PROBLEM 1
List every distinct username that heads a post in the NorCal MECA roll-call thread, each name once.

PROVIDED PASSAGE

# NorCal MECA event roll call!!



## Boostedrex (Apr 4, 2007)

Kustom Kar-Santa Rosa, CA 
April 3rd SQ/SPL no DB

Who all is going to be at this one? I'll be there and will be judging again. Also planning on having the "short bus" in the lanes.  So if you're coming, speak up! Maybe we can all get together for some food afterwards?

Zach


----------



## atsaubrey (Jan 10, 2007)

I think I can make it.


----------



## ChicoOG (Nov 27, 2007)

I'll be there...even though my car sounds like a$$. Maybe it will be better by then


----------



## SQHemi (Jan 17, 2010)

Vince <Godfather> and i will be there.

-Scott


----------



## Boostedrex (Apr 4, 2007)

Scott, I'll be looking forward to seeing you and Vince again. Hopefully I'll get a chance to listen to your car this time around. I didn't get to at the Sac show sadly. Hope all is well.

Zach


----------



## simplicityinsound (Feb 2, 2007)

i will be there and hopefully 2-3 other members of team sins!


----------



## Boostedrex (Apr 4, 2007)

I want to be on Team SinS when I grow up.


----------



## dual700 (Mar 6, 2005)

Everyone will join team Senility IN Sound when they all grow old. 

Zach, where is your UFC vote/lunch bets? Don't be running away after winning 1 lunch, buddy! I want a rematch! :laugh:


----------



## Boostedrex (Apr 4, 2007)

Picks made. But we pretty much have the same picks as per usual.


----------



## simplicityinsound (Feb 2, 2007)

MATERIAL FOR THIS EXERCISE
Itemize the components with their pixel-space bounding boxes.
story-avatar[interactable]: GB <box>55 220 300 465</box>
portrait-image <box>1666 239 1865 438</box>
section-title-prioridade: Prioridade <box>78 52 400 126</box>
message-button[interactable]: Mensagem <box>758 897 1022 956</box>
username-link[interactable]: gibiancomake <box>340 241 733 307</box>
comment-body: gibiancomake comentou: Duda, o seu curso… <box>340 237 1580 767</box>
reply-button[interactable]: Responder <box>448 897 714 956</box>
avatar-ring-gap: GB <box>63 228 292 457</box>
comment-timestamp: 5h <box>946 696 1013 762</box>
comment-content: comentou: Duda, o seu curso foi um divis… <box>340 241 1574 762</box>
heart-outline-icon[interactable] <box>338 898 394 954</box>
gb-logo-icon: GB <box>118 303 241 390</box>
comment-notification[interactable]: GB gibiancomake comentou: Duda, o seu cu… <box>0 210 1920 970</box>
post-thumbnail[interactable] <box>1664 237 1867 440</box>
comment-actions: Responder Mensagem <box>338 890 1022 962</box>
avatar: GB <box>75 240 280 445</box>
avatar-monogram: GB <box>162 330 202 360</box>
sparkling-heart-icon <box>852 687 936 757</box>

PROBLEM 2
Arrange each line of the records above as a Markdown table with the columns n, for the row number, and Line, for the line itself, and omit any blank lines.

SOLUTION 1
- Boostedrex
- atsaubrey
- ChicoOG
- SQHemi
- simplicityinsound
- dual700

SOLUTION 2
| n | Line |
|---|---|
| 1 | Itemize the components with their pixel-space bounding boxes. |
| 2 | story-avatar[interactable]: GB <box>55 220 300 465</box> |
| 3 | portrait-image <box>1666 239 1865 438</box> |
| 4 | section-title-prioridade: Prioridade <box>78 52 400 126</box> |
| 5 | message-button[interactable]: Mensagem <box>758 897 1022 956</box> |
| 6 | username-link[interactable]: gibiancomake <box>340 241 733 307</box> |
| 7 | comment-body: gibiancomake comentou: Duda, o seu curso… <box>340 237 1580 767</box> |
| 8 | reply-button[interactable]: Responder <box>448 897 714 956</box> |
| 9 | avatar-ring-gap: GB <box>63 228 292 457</box> |
| 10 | comment-timestamp: 5h <box>946 696 1013 762</box> |
| 11 | comment-content: comentou: Duda, o seu curso foi um divis… <box>340 241 1574 762</box> |
| 12 | heart-outline-icon[interactable] <box>338 898 394 954</box> |
| 13 | gb-logo-icon: GB <box>118 303 241 390</box> |
| 14 | comment-notification[interactable]: GB gibiancomake comentou: Duda, o seu cu… <box>0 210 1920 970</box> |
| 15 | post-thumbnail[interactable] <box>1664 237 1867 440</box> |
| 16 | comment-actions: Responder Mensagem <box>338 890 1022 962</box> |
| 17 | avatar: GB <box>75 240 280 445</box> |
| 18 | avatar-monogram: GB <box>162 330 202 360</box> |
| 19 | sparkling-heart-icon <box>852 687 936 757</box> |